Given instruction:
Extract every line that contains the word "farla".

===== Exercise material

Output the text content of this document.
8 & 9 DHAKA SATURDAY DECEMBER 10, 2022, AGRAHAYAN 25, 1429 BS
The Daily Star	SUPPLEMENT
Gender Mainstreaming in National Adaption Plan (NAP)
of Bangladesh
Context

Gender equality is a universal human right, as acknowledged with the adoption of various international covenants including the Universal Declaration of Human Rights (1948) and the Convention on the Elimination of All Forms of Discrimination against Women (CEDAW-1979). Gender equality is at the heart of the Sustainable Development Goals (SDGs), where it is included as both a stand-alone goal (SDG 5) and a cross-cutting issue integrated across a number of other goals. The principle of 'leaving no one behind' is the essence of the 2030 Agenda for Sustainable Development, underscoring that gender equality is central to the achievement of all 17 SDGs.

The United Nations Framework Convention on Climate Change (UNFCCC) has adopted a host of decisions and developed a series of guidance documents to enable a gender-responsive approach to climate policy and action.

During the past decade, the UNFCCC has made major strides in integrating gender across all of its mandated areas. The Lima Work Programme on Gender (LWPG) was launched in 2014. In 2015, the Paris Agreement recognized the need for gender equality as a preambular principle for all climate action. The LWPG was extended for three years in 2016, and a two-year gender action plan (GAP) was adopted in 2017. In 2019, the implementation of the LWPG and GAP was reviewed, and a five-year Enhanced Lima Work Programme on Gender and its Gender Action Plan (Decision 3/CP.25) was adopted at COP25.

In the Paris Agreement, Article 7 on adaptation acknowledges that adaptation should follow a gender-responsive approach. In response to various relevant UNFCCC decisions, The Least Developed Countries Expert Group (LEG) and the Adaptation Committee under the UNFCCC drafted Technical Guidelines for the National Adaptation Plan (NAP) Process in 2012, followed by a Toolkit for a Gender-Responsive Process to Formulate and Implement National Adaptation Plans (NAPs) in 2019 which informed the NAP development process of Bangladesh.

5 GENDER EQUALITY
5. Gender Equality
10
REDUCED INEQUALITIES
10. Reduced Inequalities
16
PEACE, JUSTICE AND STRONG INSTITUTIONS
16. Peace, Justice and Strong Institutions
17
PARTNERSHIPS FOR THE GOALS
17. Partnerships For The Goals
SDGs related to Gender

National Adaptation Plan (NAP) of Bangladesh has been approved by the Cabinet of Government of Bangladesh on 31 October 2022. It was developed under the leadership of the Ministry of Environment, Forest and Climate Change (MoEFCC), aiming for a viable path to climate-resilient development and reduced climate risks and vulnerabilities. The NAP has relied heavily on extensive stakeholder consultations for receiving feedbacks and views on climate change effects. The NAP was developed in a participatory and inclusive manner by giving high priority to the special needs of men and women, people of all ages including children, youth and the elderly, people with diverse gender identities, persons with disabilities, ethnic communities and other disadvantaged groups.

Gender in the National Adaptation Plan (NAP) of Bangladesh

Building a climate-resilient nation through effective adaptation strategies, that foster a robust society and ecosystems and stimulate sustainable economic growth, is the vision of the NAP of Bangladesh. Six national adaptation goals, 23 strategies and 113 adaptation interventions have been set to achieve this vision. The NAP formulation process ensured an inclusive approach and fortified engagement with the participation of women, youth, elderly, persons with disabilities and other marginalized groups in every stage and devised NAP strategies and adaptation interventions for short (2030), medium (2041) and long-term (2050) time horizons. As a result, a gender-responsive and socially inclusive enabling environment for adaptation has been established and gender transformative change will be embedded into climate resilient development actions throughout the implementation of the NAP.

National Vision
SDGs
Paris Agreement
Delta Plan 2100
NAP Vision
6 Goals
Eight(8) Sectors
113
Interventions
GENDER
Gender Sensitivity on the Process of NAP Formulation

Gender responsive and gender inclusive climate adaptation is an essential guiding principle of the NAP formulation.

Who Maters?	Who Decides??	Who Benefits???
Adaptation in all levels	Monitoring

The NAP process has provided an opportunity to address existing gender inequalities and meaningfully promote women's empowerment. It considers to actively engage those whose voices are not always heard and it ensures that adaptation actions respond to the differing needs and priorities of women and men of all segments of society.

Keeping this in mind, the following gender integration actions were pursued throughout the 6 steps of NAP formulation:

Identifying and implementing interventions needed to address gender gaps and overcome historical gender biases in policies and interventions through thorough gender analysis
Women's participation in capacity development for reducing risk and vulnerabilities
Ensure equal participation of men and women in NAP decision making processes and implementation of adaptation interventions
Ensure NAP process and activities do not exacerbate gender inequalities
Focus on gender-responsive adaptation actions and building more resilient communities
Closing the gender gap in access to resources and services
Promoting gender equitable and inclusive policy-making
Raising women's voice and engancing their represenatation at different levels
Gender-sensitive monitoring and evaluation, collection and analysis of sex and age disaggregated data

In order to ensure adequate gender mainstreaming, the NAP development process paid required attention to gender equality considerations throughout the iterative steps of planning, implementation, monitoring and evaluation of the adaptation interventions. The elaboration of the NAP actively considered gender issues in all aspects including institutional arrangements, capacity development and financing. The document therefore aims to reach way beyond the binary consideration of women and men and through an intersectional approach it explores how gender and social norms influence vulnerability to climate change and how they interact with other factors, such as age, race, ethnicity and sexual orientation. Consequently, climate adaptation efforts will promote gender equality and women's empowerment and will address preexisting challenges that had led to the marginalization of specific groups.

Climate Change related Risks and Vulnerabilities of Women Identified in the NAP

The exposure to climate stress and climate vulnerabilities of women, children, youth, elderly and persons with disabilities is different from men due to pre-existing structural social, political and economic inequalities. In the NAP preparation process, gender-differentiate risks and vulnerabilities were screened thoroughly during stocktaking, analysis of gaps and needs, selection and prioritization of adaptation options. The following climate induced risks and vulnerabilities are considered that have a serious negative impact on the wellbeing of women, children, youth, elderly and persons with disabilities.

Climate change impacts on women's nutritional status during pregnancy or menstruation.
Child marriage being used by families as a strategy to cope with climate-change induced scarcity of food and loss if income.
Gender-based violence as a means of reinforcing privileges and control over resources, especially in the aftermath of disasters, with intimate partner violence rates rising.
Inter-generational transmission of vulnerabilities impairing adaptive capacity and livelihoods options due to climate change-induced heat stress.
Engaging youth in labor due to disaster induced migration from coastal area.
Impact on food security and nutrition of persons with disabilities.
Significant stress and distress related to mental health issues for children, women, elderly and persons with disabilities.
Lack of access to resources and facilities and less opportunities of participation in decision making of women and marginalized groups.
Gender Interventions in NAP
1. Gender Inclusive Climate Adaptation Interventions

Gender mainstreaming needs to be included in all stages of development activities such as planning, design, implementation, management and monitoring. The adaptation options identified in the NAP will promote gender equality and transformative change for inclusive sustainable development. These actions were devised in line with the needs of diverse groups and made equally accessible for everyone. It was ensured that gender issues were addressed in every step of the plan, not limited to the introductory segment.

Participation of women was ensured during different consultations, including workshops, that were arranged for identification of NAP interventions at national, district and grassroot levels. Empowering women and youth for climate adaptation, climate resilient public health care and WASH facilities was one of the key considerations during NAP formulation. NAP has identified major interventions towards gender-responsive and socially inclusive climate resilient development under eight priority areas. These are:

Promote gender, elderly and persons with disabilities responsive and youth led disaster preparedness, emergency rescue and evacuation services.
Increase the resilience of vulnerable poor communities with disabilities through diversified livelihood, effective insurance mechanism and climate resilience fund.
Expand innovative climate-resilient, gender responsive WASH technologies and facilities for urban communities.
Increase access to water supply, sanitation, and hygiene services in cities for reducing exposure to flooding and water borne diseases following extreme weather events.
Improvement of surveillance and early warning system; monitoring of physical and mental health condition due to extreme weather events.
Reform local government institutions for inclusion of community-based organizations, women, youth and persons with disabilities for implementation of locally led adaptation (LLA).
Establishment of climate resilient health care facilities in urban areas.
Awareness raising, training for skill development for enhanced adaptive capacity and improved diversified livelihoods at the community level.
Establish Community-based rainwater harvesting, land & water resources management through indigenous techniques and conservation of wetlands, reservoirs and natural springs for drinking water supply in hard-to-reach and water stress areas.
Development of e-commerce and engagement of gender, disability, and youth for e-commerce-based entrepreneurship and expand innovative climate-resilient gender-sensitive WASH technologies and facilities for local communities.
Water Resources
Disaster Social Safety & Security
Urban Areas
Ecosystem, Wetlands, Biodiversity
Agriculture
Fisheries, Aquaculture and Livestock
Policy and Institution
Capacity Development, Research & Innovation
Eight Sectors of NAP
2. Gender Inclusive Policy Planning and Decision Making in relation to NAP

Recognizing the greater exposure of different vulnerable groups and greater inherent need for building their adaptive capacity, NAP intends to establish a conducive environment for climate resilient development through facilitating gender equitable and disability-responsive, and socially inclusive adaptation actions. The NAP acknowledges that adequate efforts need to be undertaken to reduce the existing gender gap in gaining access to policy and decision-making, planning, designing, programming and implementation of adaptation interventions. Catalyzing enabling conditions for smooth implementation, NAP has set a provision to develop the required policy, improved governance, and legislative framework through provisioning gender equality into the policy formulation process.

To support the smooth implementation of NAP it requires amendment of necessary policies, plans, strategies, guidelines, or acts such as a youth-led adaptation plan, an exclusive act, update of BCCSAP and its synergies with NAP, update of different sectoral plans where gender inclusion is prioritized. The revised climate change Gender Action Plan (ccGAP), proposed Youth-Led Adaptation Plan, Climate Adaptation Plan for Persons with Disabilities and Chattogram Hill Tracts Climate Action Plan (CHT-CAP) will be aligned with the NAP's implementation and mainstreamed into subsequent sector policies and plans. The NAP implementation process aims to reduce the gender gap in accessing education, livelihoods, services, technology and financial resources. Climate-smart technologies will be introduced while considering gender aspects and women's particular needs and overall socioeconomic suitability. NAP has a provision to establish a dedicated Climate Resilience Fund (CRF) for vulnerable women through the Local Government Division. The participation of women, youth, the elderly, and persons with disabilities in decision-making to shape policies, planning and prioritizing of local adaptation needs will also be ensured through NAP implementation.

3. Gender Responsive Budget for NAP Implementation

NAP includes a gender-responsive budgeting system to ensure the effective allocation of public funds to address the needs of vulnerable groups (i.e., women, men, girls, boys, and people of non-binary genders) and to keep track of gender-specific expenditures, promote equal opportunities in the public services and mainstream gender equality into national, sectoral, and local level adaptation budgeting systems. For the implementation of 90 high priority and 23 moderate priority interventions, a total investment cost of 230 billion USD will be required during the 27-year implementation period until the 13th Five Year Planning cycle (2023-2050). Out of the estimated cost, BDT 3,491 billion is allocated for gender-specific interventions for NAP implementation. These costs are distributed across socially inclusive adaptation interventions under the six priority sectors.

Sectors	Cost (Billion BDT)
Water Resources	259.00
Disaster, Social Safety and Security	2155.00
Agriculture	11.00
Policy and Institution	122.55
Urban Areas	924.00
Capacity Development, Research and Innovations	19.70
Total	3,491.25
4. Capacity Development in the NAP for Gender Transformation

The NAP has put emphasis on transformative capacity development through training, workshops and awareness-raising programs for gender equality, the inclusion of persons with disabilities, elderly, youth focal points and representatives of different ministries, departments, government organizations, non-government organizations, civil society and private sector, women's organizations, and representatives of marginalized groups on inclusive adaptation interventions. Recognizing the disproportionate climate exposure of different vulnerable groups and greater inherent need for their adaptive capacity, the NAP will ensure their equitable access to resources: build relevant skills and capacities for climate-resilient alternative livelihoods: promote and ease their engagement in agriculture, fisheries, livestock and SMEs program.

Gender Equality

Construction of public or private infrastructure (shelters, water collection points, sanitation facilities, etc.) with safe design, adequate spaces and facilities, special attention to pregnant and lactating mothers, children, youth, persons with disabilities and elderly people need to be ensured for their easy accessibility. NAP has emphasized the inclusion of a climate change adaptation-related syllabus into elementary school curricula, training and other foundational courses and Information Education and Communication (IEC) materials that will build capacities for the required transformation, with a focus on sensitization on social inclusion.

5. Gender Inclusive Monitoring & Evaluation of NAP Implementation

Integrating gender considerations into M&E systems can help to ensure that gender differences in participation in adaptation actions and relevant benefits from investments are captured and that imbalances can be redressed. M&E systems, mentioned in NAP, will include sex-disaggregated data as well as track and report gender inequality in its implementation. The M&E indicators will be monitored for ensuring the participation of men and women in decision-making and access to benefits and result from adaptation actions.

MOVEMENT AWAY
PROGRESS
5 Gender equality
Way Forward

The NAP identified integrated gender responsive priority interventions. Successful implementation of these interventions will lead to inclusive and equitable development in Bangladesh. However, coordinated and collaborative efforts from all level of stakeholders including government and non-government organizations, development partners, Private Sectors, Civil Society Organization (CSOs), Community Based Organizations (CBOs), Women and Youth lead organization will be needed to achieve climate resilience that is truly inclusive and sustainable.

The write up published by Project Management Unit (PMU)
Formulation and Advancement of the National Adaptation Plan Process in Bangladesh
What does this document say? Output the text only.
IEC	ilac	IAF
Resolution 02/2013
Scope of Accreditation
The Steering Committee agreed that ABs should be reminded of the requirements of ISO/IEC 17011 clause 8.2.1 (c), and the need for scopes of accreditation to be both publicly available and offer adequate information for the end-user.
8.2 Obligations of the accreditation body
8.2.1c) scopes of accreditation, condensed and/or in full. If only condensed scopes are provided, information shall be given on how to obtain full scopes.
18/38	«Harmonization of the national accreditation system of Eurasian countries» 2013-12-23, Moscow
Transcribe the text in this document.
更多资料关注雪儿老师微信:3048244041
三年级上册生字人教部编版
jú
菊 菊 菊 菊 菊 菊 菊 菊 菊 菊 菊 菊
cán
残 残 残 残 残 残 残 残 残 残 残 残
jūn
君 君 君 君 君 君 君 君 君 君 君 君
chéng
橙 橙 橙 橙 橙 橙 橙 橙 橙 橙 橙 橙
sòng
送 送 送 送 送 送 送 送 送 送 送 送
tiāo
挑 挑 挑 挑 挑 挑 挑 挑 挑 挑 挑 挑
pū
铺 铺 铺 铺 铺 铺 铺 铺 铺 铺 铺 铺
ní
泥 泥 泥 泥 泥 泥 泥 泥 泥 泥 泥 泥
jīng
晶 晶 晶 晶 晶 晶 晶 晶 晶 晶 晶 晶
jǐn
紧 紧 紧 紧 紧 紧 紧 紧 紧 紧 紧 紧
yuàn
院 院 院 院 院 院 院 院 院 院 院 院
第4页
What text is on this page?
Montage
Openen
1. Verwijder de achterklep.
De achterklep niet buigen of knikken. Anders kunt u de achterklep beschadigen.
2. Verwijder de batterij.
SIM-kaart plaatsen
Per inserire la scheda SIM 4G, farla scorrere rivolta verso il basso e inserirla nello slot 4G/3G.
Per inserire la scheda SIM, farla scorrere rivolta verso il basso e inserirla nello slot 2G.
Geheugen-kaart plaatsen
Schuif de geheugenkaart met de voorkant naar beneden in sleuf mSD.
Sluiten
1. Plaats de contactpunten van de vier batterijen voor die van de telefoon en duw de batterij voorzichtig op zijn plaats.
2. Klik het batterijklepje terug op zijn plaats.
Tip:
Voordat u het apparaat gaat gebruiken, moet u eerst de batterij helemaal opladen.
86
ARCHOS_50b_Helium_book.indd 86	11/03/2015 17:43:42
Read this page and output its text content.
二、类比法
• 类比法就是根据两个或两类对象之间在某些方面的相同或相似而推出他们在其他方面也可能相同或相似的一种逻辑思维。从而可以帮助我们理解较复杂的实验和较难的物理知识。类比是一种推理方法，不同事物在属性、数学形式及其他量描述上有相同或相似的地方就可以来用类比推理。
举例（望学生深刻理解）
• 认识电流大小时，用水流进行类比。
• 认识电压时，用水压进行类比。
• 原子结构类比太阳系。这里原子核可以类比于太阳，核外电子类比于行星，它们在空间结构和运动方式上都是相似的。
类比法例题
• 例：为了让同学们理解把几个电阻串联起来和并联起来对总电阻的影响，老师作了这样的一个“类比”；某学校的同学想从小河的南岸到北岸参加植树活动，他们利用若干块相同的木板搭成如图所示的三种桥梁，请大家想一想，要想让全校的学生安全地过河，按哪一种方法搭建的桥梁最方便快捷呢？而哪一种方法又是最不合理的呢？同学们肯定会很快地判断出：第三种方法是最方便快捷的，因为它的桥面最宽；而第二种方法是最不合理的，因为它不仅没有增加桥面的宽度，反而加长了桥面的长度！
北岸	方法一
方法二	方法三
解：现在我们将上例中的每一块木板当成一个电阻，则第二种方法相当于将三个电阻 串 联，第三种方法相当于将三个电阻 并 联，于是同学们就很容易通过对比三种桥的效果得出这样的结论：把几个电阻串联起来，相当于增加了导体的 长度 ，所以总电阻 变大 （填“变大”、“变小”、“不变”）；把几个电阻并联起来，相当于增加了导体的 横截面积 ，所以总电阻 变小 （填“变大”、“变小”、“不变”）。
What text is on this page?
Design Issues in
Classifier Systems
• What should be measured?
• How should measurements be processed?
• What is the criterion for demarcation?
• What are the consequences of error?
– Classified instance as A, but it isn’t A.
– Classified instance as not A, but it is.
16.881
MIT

==========

Expected answer:
Per inserire la scheda SIM 4G, farla scorrere rivolta verso il basso e inserirla nello slot 4G/3G.
Per inserire la scheda SIM, farla scorrere rivolta verso il basso e inserirla nello slot 2G.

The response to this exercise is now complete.